## WRITTEN INSTRUCTION
Copy the rows below, starting at the line that has "Extract all elements" and ending after the line that has "- bar: [1051, 342, 1081, 399]". Substitute "caption-panel" for "caption-box" and change nothing else.

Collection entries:
* BEGIN *

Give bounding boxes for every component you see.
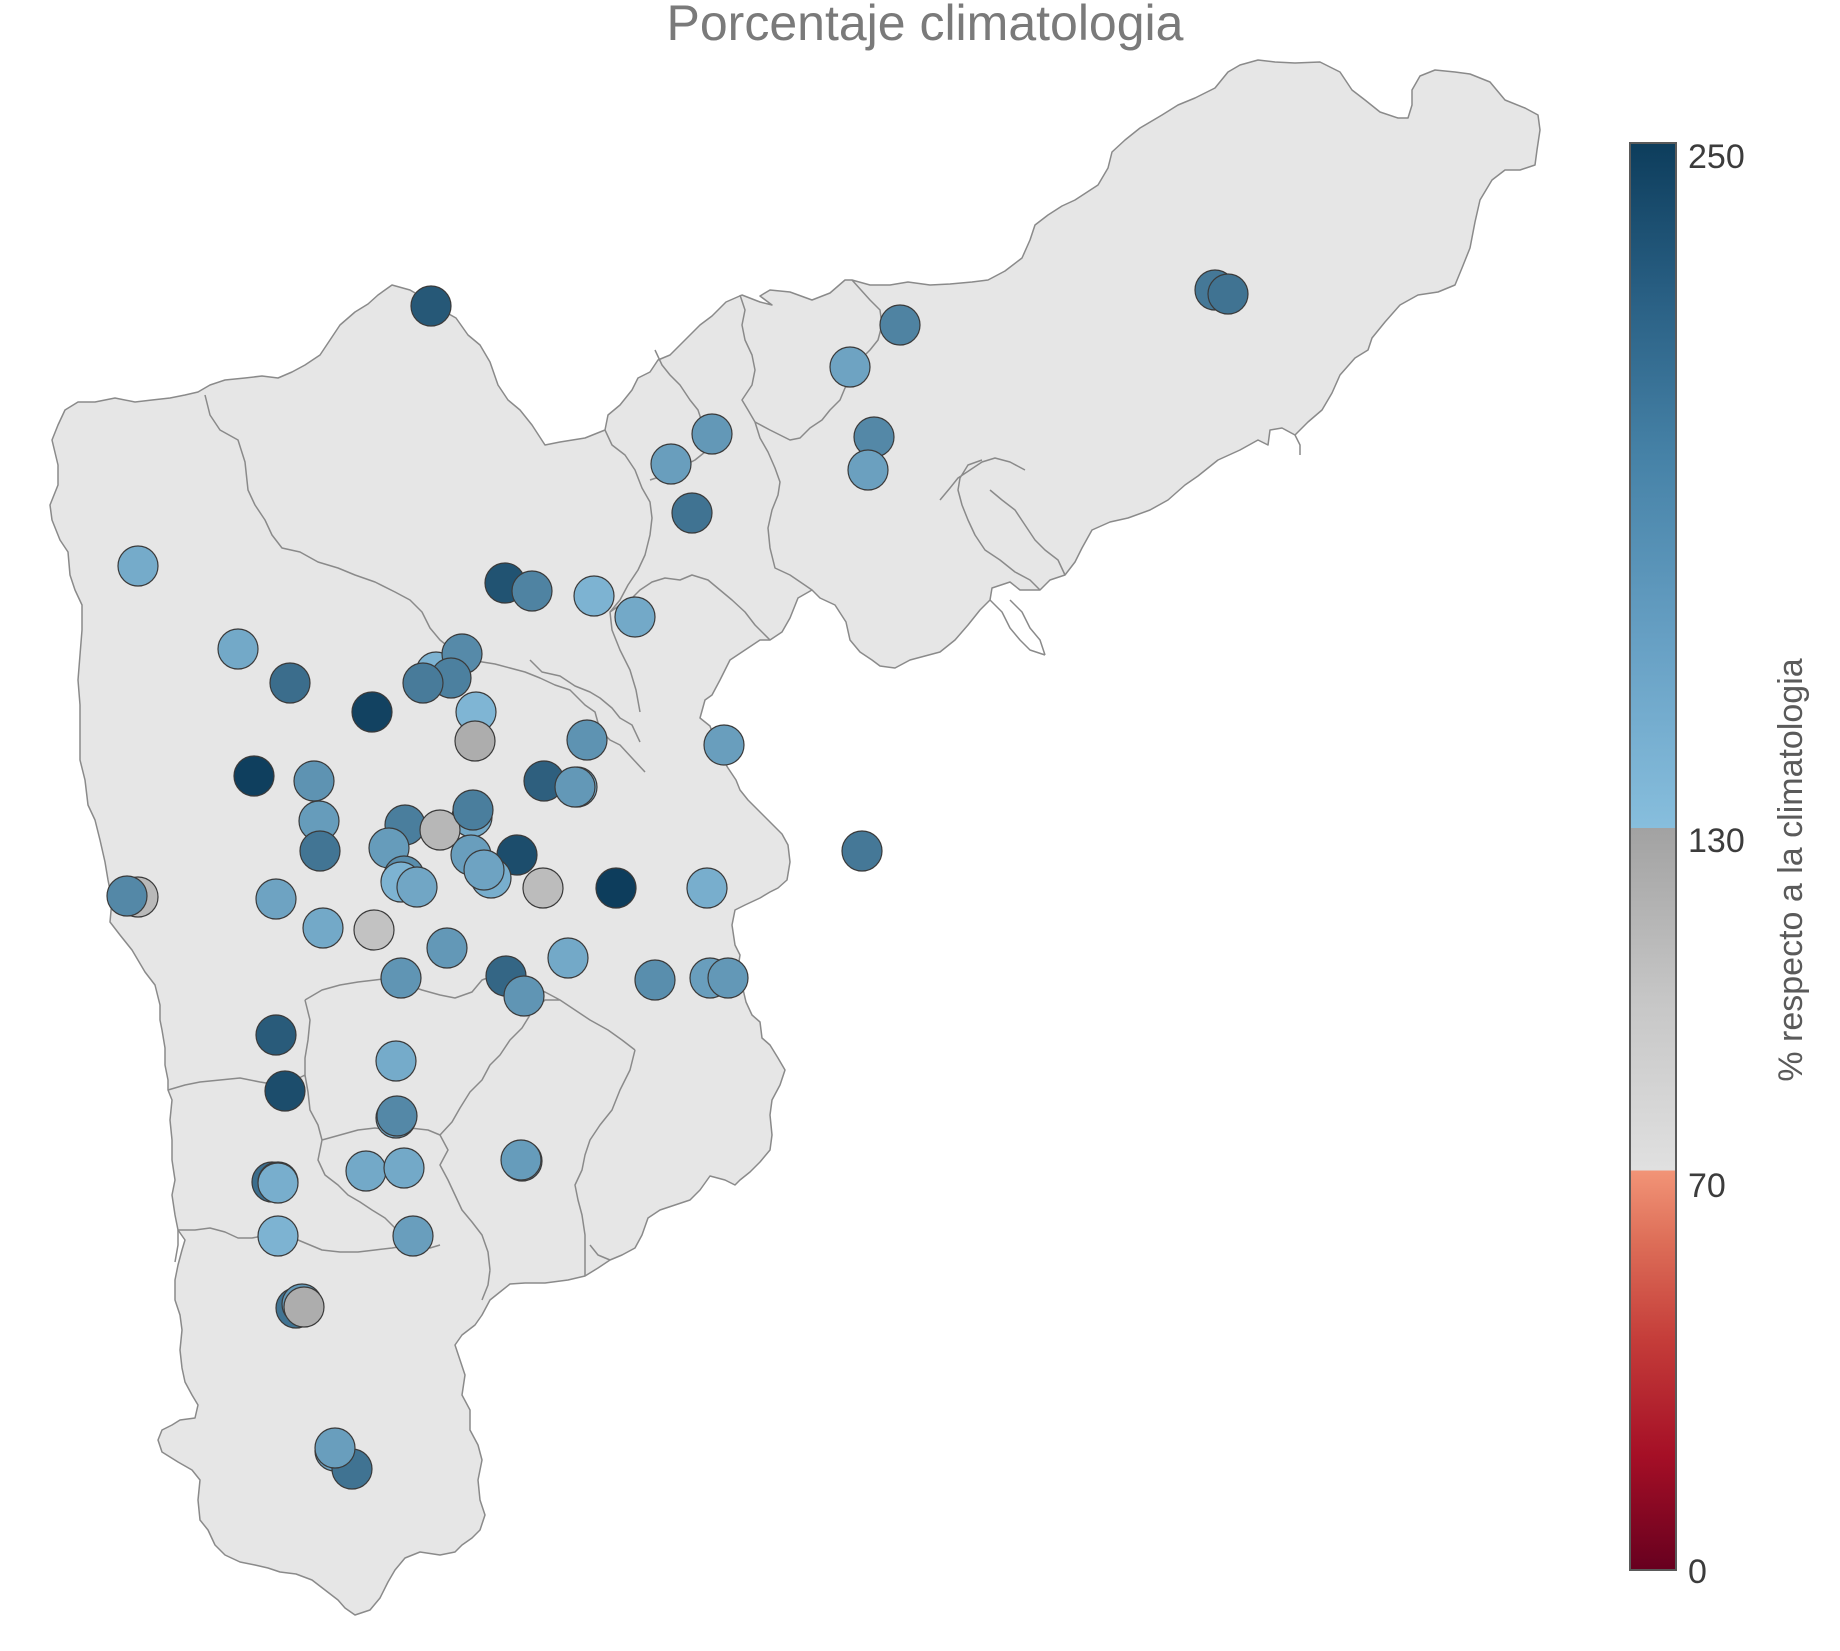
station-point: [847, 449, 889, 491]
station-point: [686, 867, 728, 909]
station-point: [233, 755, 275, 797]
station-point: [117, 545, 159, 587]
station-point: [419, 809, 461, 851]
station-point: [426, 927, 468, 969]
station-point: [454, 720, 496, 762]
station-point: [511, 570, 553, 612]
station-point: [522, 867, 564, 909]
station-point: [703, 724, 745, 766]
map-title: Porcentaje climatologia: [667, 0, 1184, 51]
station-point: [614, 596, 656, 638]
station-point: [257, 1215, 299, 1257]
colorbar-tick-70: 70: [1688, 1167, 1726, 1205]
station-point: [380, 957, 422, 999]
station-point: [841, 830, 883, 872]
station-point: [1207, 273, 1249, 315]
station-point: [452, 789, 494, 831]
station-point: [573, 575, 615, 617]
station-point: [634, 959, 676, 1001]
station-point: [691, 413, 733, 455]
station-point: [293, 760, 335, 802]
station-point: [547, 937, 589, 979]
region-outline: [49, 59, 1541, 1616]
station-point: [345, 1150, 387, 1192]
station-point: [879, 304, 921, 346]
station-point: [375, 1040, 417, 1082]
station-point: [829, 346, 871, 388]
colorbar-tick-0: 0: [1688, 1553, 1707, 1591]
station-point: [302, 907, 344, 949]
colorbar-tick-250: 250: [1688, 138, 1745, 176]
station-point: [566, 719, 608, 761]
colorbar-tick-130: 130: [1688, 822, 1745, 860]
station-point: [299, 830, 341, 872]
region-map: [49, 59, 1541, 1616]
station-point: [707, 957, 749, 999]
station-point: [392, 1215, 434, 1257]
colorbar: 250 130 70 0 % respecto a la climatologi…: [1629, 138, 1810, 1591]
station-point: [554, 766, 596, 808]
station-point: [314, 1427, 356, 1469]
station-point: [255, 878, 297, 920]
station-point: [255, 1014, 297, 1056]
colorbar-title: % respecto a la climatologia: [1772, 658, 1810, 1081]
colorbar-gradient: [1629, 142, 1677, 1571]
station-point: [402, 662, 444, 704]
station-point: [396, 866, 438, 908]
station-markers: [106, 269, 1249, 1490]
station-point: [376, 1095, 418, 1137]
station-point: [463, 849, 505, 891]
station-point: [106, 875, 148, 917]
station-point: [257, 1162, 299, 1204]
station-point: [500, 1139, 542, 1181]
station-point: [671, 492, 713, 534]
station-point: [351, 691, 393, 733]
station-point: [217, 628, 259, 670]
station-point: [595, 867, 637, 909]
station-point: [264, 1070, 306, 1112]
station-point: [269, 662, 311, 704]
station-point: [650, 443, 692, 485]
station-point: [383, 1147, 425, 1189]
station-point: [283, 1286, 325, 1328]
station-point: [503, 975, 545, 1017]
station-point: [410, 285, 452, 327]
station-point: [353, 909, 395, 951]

* END *
* BEGIN *

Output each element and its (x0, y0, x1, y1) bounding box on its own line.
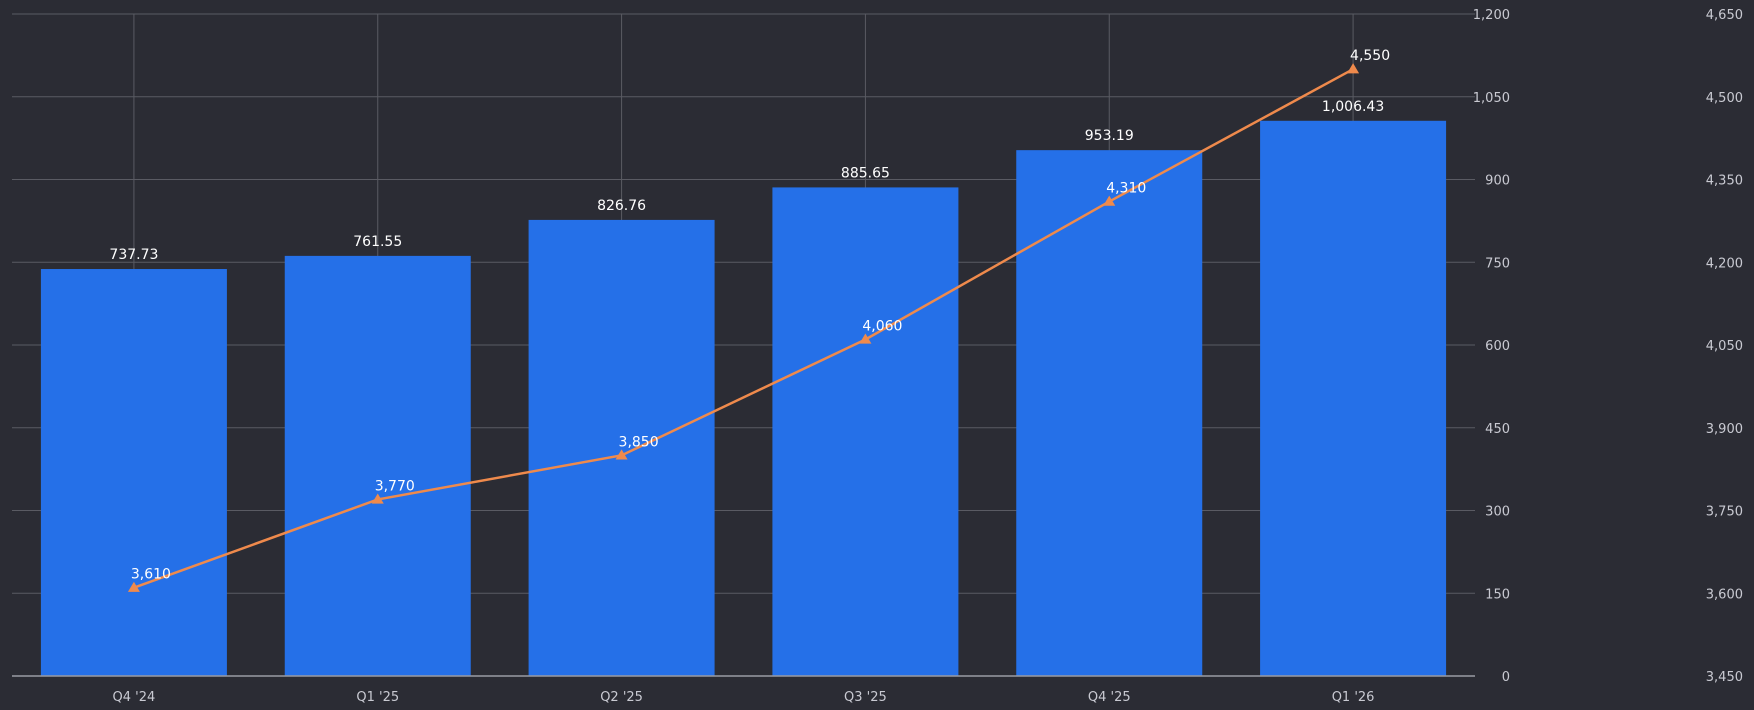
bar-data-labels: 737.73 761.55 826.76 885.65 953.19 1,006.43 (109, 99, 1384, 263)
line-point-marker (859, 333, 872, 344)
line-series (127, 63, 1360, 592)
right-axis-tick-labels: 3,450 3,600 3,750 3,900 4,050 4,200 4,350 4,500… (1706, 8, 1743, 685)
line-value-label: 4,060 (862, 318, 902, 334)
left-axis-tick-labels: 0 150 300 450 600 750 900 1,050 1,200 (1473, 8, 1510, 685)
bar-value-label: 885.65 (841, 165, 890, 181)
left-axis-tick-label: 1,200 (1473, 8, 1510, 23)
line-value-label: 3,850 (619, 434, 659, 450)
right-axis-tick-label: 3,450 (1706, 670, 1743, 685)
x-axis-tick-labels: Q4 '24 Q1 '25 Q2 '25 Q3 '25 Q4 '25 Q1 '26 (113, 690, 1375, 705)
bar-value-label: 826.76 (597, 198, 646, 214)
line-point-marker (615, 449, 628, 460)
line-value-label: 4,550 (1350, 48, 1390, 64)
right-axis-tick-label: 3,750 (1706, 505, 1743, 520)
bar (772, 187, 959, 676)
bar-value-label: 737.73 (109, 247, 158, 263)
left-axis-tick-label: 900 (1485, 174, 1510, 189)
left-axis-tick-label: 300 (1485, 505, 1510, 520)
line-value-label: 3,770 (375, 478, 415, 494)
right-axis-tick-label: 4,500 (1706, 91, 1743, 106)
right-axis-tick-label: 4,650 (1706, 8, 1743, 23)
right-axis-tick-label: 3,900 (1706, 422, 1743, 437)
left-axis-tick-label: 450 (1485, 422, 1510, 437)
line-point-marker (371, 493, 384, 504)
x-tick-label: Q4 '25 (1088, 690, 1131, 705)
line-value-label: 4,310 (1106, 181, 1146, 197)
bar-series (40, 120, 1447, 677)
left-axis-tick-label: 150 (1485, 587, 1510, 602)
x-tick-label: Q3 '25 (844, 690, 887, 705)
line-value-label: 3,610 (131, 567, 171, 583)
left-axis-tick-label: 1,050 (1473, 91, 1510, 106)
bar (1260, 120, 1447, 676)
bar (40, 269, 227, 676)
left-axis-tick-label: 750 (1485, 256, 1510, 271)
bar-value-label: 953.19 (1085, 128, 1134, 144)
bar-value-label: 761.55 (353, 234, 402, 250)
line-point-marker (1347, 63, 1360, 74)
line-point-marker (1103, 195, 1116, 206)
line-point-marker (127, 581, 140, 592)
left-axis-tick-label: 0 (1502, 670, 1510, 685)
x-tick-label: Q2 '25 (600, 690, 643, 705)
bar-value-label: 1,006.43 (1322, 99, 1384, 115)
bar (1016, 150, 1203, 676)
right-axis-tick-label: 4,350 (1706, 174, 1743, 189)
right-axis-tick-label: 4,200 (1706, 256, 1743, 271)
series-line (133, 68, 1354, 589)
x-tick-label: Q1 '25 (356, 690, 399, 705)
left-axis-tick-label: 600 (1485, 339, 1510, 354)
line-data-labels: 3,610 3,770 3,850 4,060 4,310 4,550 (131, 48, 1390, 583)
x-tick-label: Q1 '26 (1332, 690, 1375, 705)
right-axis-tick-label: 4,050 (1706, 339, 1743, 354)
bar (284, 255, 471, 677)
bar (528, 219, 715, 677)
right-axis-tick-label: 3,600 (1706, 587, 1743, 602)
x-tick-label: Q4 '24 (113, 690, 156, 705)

* END *
* BEGIN *

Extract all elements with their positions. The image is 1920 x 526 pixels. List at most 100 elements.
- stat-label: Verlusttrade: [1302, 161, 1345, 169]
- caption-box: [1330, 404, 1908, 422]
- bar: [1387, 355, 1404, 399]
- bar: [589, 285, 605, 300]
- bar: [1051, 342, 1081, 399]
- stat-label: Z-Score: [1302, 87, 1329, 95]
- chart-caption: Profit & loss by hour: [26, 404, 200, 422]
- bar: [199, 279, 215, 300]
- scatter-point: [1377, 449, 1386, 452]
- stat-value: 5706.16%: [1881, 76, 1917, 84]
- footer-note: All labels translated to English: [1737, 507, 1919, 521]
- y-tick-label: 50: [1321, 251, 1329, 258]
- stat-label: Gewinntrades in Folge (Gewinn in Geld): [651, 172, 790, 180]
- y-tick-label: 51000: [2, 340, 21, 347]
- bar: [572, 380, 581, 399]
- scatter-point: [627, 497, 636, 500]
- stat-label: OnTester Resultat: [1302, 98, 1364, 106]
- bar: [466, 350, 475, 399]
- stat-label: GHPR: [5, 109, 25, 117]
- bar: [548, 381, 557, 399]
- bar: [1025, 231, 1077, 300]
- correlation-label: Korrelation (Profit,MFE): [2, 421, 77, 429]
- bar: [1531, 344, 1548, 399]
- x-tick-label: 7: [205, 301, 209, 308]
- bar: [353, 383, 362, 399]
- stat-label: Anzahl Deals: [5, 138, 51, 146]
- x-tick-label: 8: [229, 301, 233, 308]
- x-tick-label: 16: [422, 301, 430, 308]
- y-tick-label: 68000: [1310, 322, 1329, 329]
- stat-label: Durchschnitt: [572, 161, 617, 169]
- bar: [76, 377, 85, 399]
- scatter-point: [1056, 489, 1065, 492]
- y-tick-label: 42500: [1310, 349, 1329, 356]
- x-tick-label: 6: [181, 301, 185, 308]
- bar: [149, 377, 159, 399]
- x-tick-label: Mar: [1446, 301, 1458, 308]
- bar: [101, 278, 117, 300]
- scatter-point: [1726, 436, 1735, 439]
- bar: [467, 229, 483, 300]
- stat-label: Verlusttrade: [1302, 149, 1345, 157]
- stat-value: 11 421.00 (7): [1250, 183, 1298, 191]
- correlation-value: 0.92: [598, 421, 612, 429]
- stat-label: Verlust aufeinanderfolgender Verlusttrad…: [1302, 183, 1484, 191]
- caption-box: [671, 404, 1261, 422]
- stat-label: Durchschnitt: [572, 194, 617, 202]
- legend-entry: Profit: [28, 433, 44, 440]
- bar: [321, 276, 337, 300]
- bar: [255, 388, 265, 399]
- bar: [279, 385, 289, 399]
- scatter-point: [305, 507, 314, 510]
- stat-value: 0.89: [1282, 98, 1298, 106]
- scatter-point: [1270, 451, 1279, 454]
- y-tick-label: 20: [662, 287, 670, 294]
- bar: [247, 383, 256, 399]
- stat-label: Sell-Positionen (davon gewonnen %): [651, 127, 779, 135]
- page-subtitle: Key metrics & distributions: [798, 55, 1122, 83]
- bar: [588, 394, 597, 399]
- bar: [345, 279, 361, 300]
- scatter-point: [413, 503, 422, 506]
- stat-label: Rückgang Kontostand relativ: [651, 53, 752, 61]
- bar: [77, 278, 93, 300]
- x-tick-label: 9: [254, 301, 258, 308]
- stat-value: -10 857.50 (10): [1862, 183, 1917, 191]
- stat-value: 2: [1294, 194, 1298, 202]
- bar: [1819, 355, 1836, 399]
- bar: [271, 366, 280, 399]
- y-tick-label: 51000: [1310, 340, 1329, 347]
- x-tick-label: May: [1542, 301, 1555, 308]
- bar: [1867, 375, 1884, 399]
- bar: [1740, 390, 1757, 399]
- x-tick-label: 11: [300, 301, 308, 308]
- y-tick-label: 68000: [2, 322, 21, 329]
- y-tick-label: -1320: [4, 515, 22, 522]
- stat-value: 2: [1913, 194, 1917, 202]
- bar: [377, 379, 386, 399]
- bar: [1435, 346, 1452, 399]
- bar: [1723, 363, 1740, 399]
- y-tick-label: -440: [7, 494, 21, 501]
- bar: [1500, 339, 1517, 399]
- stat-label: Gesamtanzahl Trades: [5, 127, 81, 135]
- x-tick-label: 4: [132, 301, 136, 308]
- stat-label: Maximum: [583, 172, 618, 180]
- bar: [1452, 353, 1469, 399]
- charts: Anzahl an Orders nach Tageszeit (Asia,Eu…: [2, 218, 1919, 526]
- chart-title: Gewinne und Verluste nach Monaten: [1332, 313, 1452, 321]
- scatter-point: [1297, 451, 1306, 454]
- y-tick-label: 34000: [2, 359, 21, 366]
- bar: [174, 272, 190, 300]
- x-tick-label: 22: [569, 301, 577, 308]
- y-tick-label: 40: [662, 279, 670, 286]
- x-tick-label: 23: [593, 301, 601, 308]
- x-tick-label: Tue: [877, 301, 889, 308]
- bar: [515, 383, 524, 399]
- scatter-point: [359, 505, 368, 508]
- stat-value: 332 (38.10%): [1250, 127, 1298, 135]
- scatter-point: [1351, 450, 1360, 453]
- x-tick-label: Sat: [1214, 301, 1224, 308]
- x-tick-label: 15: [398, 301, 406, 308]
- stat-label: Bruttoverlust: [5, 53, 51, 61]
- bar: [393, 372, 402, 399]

* END *

## RESPONSE
Extract all elements with their positions. The image is 1920 x 526 pixels. List at most 100 elements.
- stat-label: Verlusttrade: [1302, 161, 1345, 169]
- caption-panel: [1330, 404, 1908, 422]
- bar: [1387, 355, 1404, 399]
- bar: [589, 285, 605, 300]
- bar: [1051, 342, 1081, 399]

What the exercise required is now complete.